Com base no trecho sobre o programa Roda Viva, responda:
(a) Quem reuniu os depoimentos e em quantos volumes?
(b) De que poeta é o verso citado e qual é esse verso?
(c) De qual emissora é o programa e quanto tempo após sua criação as entrevistas foram publicadas?

TRECHO DA PÁGINA:
◆ ◆ ◆ ◆ ◆ ◆ ◆
São documentos históricos no sentido rigoroso da expressão. Registros de um tempo recente, em que políticos, intelectuais, artistas foram ao Roda Viva dar seu testemunho. Estes depoimentos, reunidos por Paulo Markun em três volumes, confirmam o verso do poeta Carlos Nejar: ‘viver é depor’.
Ótima idéia selecionar, transcrever, editar e publicar algumas das melhores entrevistas deste programa da TV Cultura, vinte anos depois de sua criação. São entrevistas antológicas. Fazem a roda do tempo girar para trás. Podemos estabelecer comparações entre o dito e o acontecido, entre o que se afirmou e o que a realidade nos impôs.
◆ ◆ ◆ ◆ ◆ ◆ ◆
DADOS DISPONÍVEIS:
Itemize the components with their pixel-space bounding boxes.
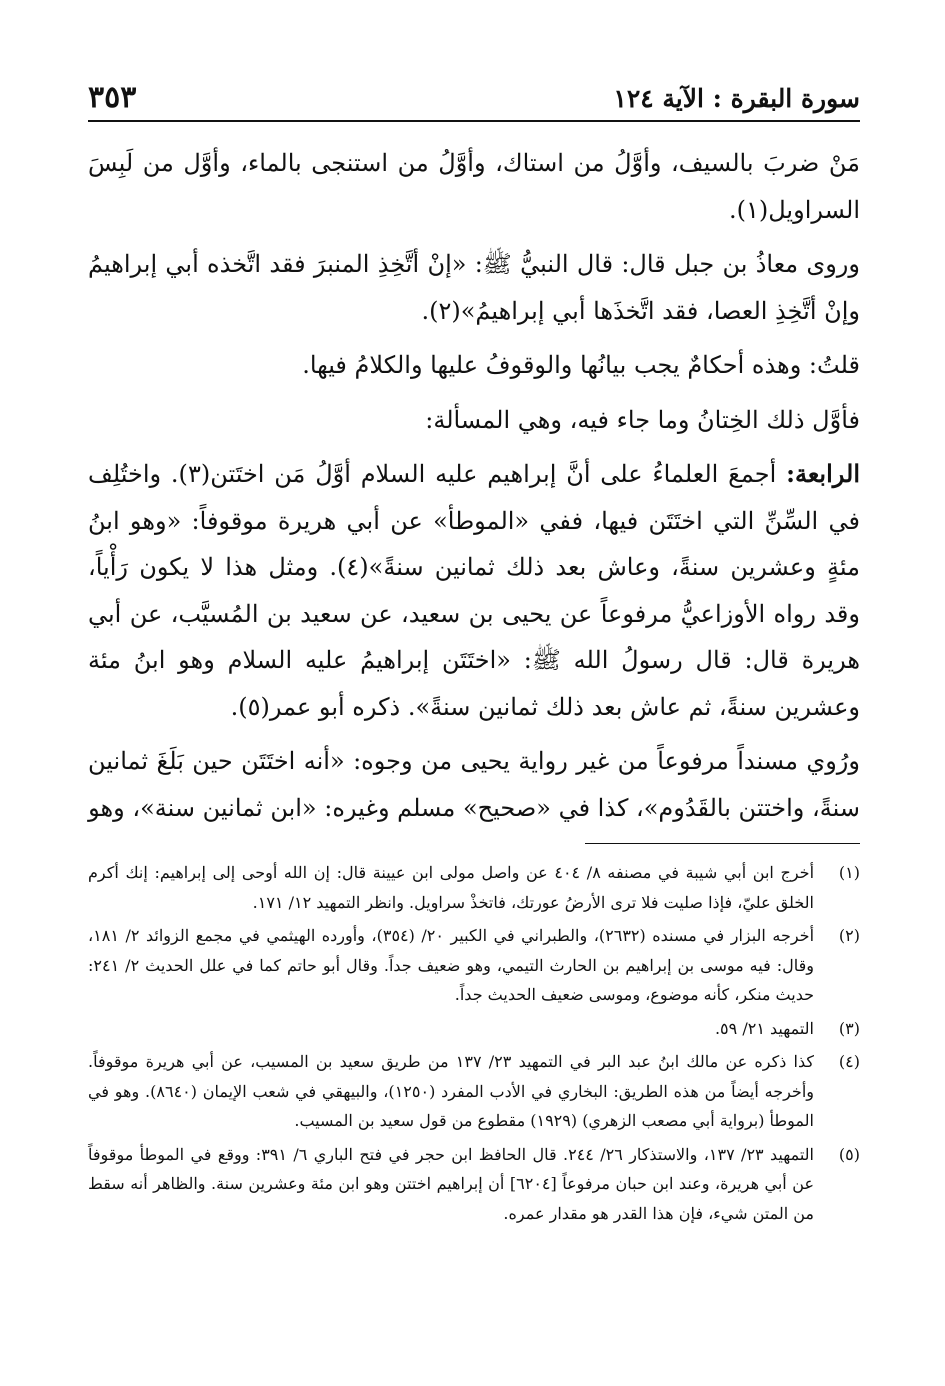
◆ ◆ ◆ ◆ ◆ ◆ ◆
RESPOSTA DESENVOLVIDA:
(a) Paulo Markun, em três volumes.
(b) Do poeta Carlos Nejar; o verso é ‘viver é depor’.
(c) Da TV Cultura; as entrevistas foram publicadas vinte anos depois da criação do programa.